■ **REQUIREMENTS**:
Give every line back verbatim, dropping all images.

■ **DATA ROWS**:

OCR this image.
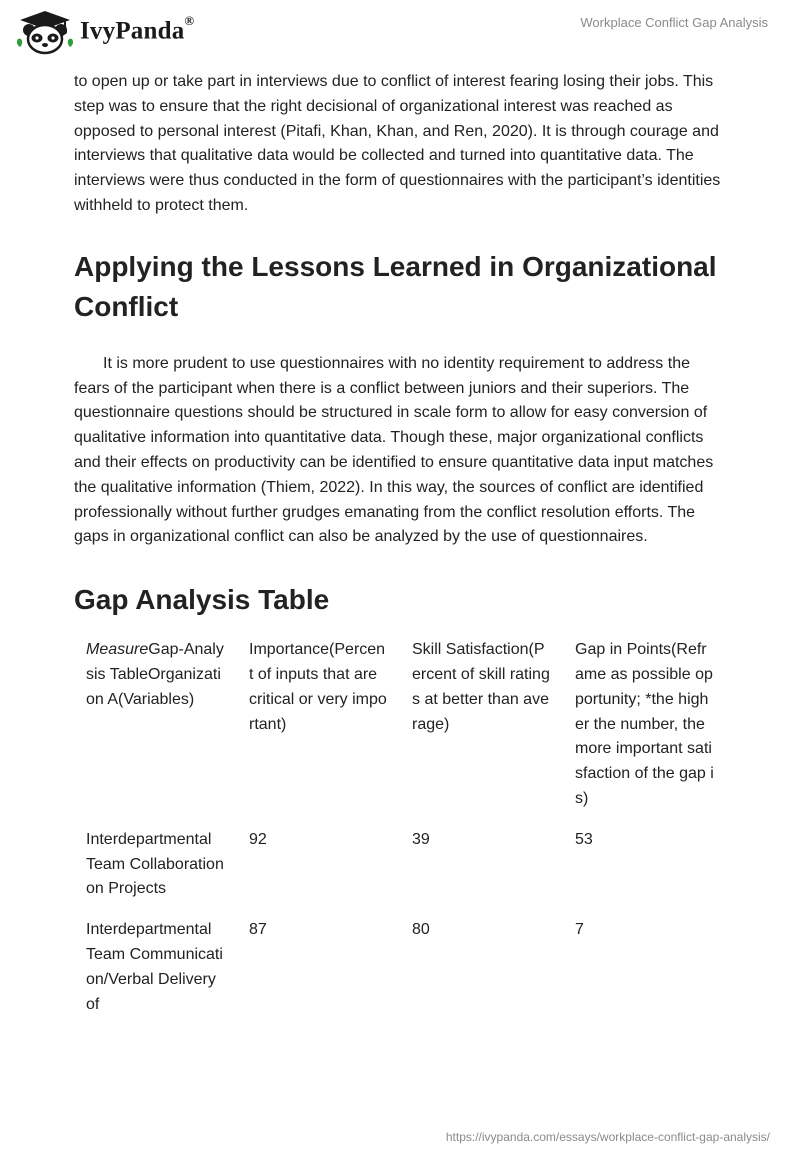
IvyPanda®	Workplace Conflict Gap Analysis

to open up or take part in interviews due to conflict of interest fearing losing their jobs. This step was to ensure that the right decisional of organizational interest was reached as opposed to personal interest (Pitafi, Khan, Khan, and Ren, 2020). It is through courage and interviews that qualitative data would be collected and turned into quantitative data. The interviews were thus conducted in the form of questionnaires with the participant’s identities withheld to protect them.

Applying the Lessons Learned in Organizational Conflict

It is more prudent to use questionnaires with no identity requirement to address the fears of the participant when there is a conflict between juniors and their superiors. The questionnaire questions should be structured in scale form to allow for easy conversion of qualitative information into quantitative data. Though these, major organizational conflicts and their effects on productivity can be identified to ensure quantitative data input matches the qualitative information (Thiem, 2022). In this way, the sources of conflict are identified professionally without further grudges emanating from the conflict resolution efforts. The gaps in organizational conflict can also be analyzed by the use of questionnaires.

Gap Analysis Table
MeasureGap-Analysis TableOrganization A(Variables)	Importance(Percent of inputs that are critical or very important)	Skill Satisfaction(Percent of skill ratings at better than average)	Gap in Points(Reframe as possible opportunity; *the higher the number, the more important satisfaction of the gap is)
Interdepartmental Team Collaboration on Projects	92	39	53
Interdepartmental Team Communication/Verbal Delivery of	87	80	7
https://ivypanda.com/essays/workplace-conflict-gap-analysis/
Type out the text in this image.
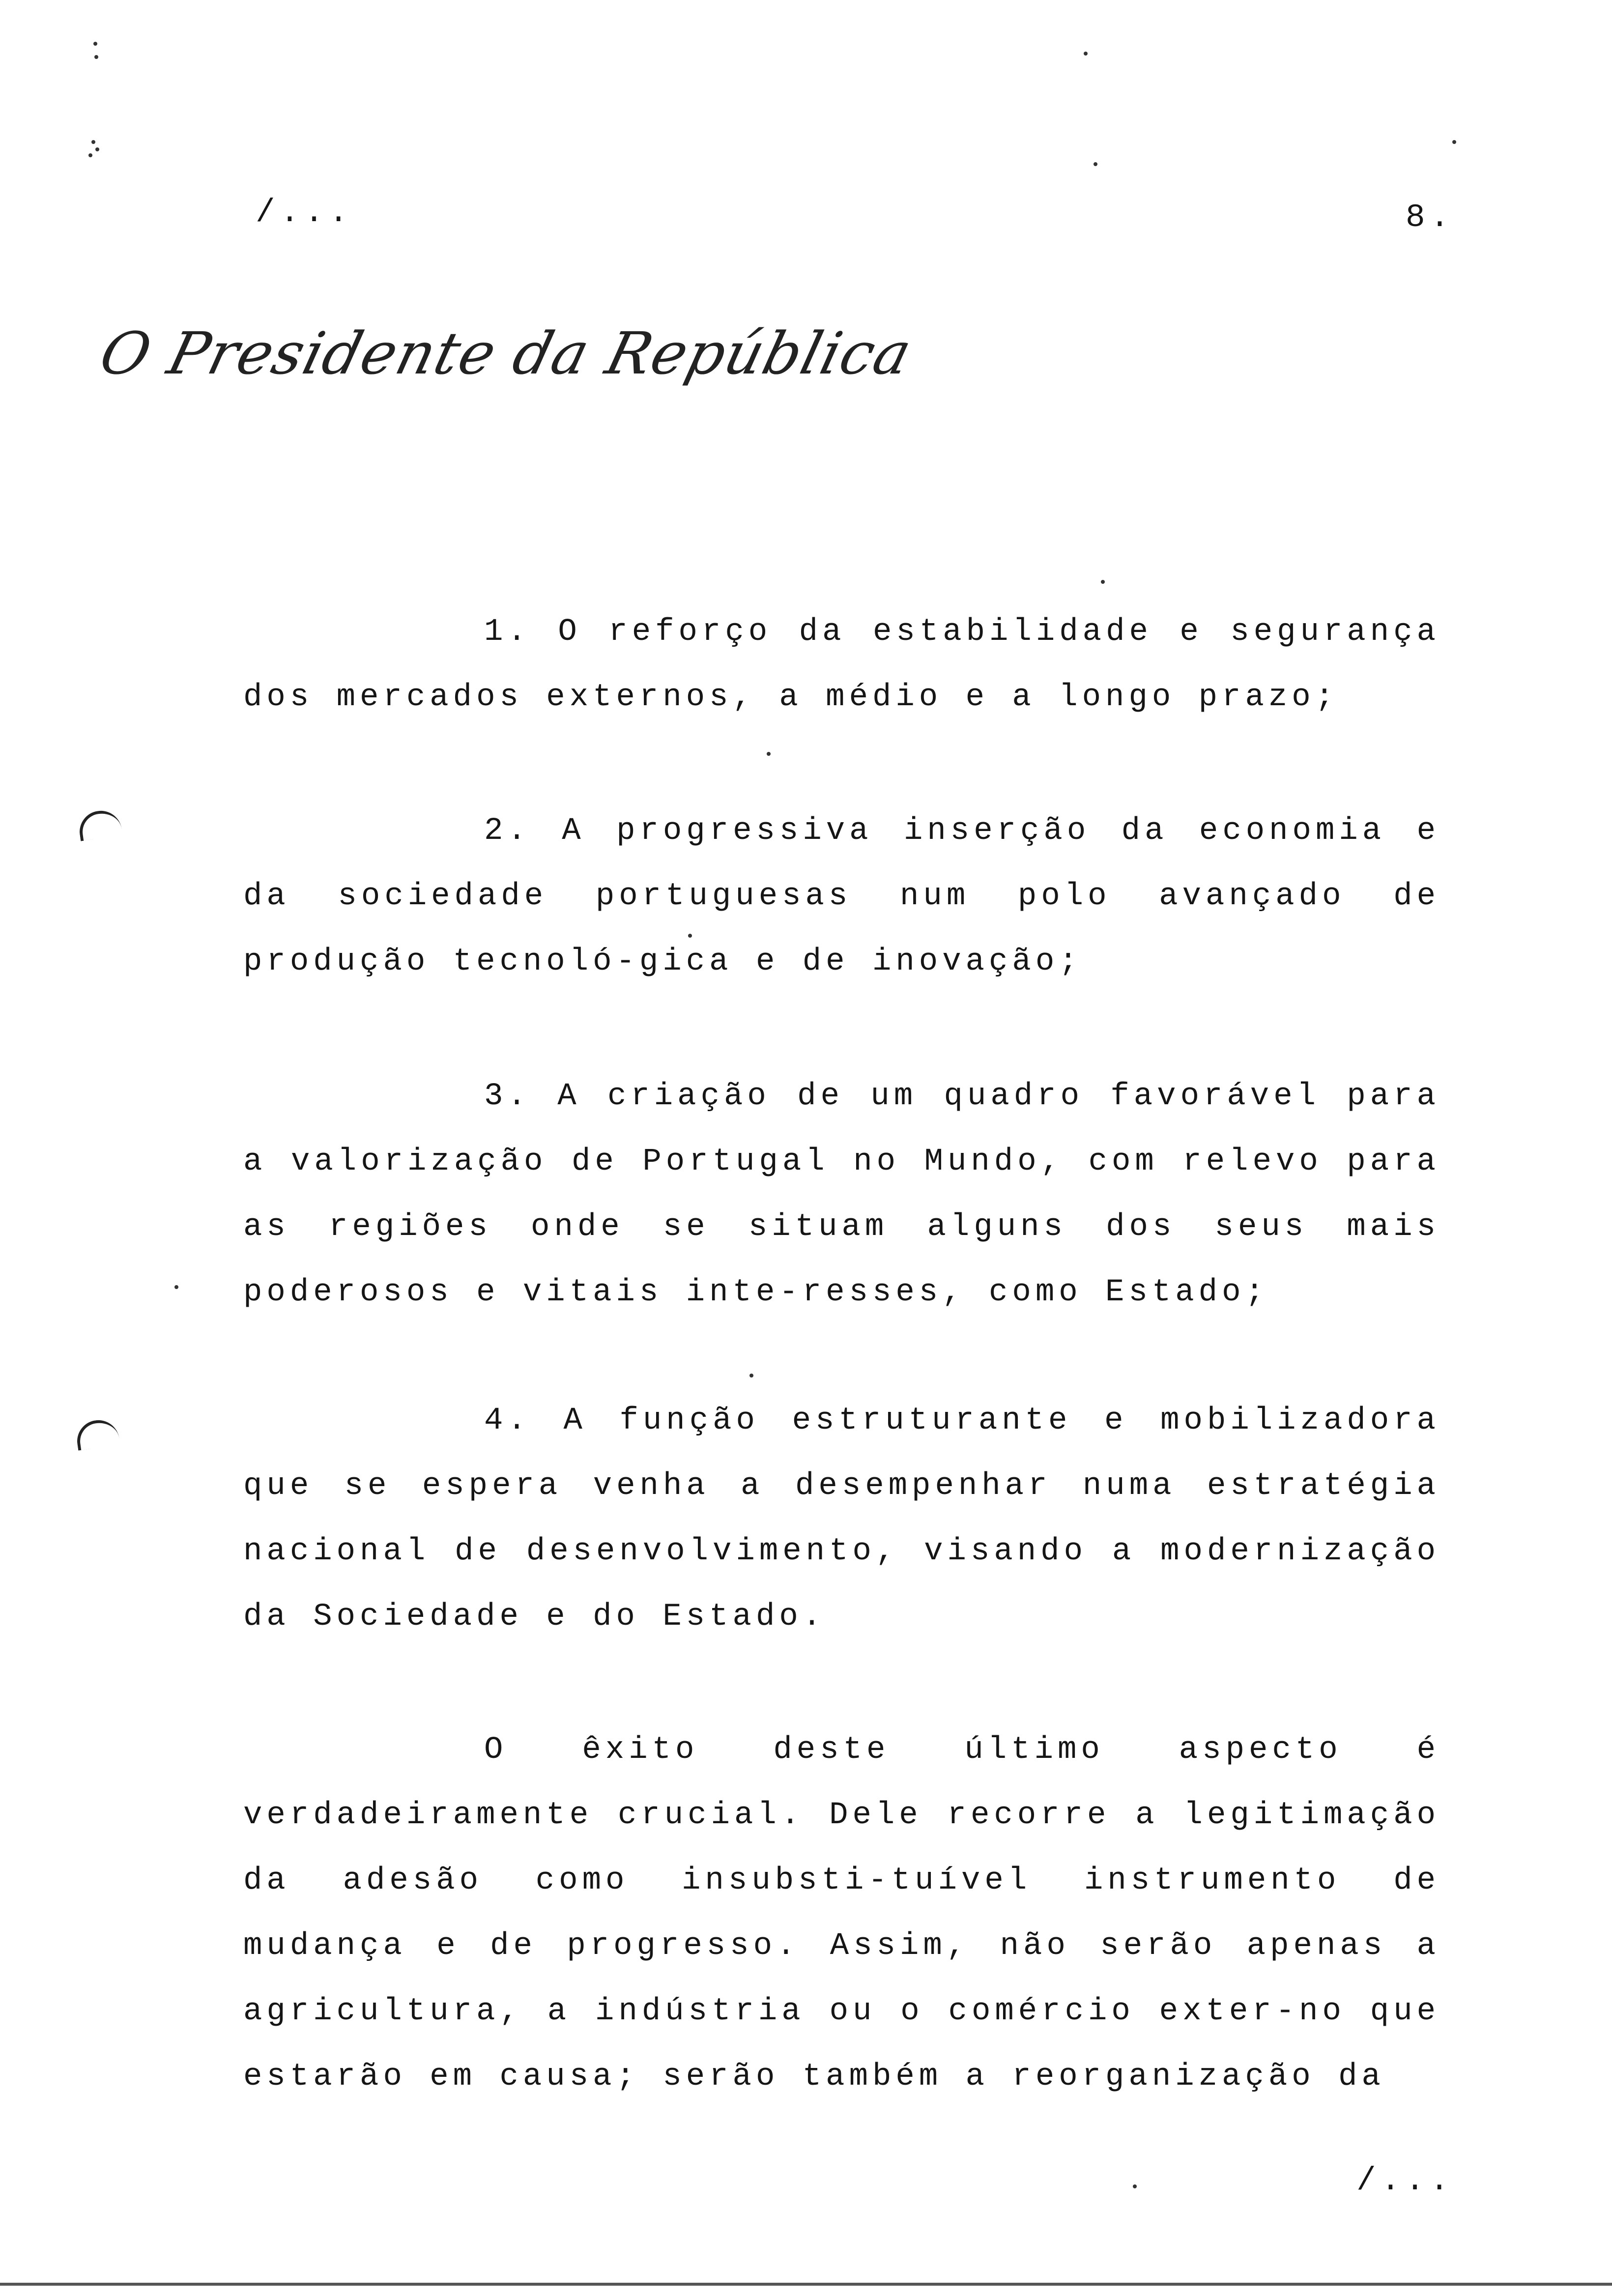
/...	8.
O Presidente da República
1. O reforço da estabilidade e segurança dos mercados externos, a médio e a longo prazo;
2. A progressiva inserção da economia e da sociedade portuguesas num polo avançado de produção tecnoló-gica e de inovação;
3. A criação de um quadro favorável para a valorização de Portugal no Mundo, com relevo para as regiões onde se situam alguns dos seus mais poderosos e vitais inte-resses, como Estado;
4. A função estruturante e mobilizadora que se espera venha a desempenhar numa estratégia nacional de desenvolvimento, visando a modernização da Sociedade e do Estado.
O êxito deste último aspecto é verdadeiramente crucial. Dele recorre a legitimação da adesão como insubsti-tuível instrumento de mudança e de progresso. Assim, não serão apenas a agricultura, a indústria ou o comércio exter-no que estarão em causa; serão também a reorganização da
/...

■ **RESPONSE**:
OCR this image.
IvyPanda®	Workplace Conflict Gap Analysis

to open up or take part in interviews due to conflict of interest fearing losing their jobs. This step was to ensure that the right decisional of organizational interest was reached as opposed to personal interest (Pitafi, Khan, Khan, and Ren, 2020). It is through courage and interviews that qualitative data would be collected and turned into quantitative data. The interviews were thus conducted in the form of questionnaires with the participant’s identities withheld to protect them.

Applying the Lessons Learned in Organizational Conflict

It is more prudent to use questionnaires with no identity requirement to address the fears of the participant when there is a conflict between juniors and their superiors. The questionnaire questions should be structured in scale form to allow for easy conversion of qualitative information into quantitative data. Though these, major organizational conflicts and their effects on productivity can be identified to ensure quantitative data input matches the qualitative information (Thiem, 2022). In this way, the sources of conflict are identified professionally without further grudges emanating from the conflict resolution efforts. The gaps in organizational conflict can also be analyzed by the use of questionnaires.

Gap Analysis Table
MeasureGap-Analysis TableOrganization A(Variables)	Importance(Percent of inputs that are critical or very important)	Skill Satisfaction(Percent of skill ratings at better than average)	Gap in Points(Reframe as possible opportunity; *the higher the number, the more important satisfaction of the gap is)
Interdepartmental Team Collaboration on Projects	92	39	53
Interdepartmental Team Communication/Verbal Delivery of	87	80	7
https://ivypanda.com/essays/workplace-conflict-gap-analysis/
Type out the text in this image.
/...	8.
O Presidente da República
1. O reforço da estabilidade e segurança dos mercados externos, a médio e a longo prazo;
2. A progressiva inserção da economia e da sociedade portuguesas num polo avançado de produção tecnoló-gica e de inovação;
3. A criação de um quadro favorável para a valorização de Portugal no Mundo, com relevo para as regiões onde se situam alguns dos seus mais poderosos e vitais inte-resses, como Estado;
4. A função estruturante e mobilizadora que se espera venha a desempenhar numa estratégia nacional de desenvolvimento, visando a modernização da Sociedade e do Estado.
O êxito deste último aspecto é verdadeiramente crucial. Dele recorre a legitimação da adesão como insubsti-tuível instrumento de mudança e de progresso. Assim, não serão apenas a agricultura, a indústria ou o comércio exter-no que estarão em causa; serão também a reorganização da
/...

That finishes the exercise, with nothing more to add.